▶ **Material**

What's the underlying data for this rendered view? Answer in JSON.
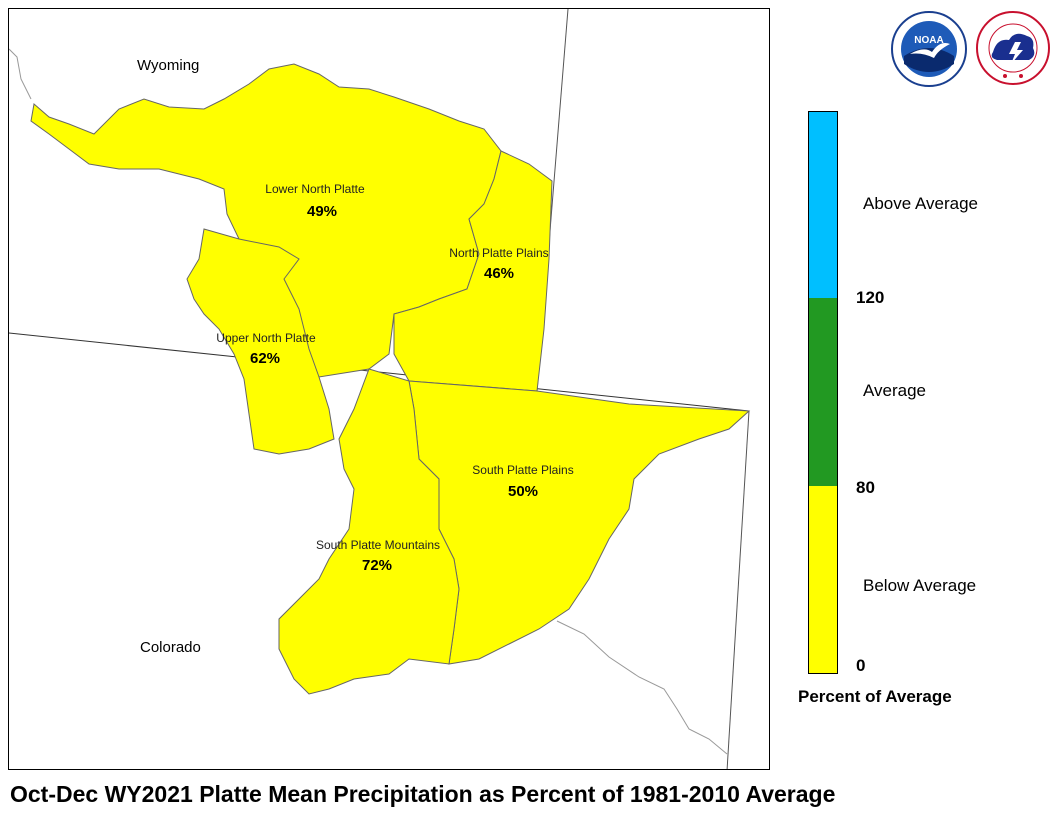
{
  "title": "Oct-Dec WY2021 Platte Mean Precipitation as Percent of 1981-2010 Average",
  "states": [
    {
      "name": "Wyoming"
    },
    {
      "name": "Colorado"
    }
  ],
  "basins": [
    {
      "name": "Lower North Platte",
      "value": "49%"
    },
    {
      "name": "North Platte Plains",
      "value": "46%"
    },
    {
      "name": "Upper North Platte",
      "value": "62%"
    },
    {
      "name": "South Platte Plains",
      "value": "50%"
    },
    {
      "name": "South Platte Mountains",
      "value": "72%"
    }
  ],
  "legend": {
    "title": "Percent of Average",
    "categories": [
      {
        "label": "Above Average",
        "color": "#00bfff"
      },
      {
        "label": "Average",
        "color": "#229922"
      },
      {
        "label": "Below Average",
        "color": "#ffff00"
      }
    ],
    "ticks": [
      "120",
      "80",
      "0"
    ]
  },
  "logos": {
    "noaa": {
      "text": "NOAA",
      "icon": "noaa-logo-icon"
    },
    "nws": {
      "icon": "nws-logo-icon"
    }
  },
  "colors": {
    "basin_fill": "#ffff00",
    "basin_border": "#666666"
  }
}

▶ **Task to carry out**
Give every line of the material that includes the string "icon".

▶ **Task answer**
      "icon": "noaa-logo-icon"
      "icon": "nws-logo-icon"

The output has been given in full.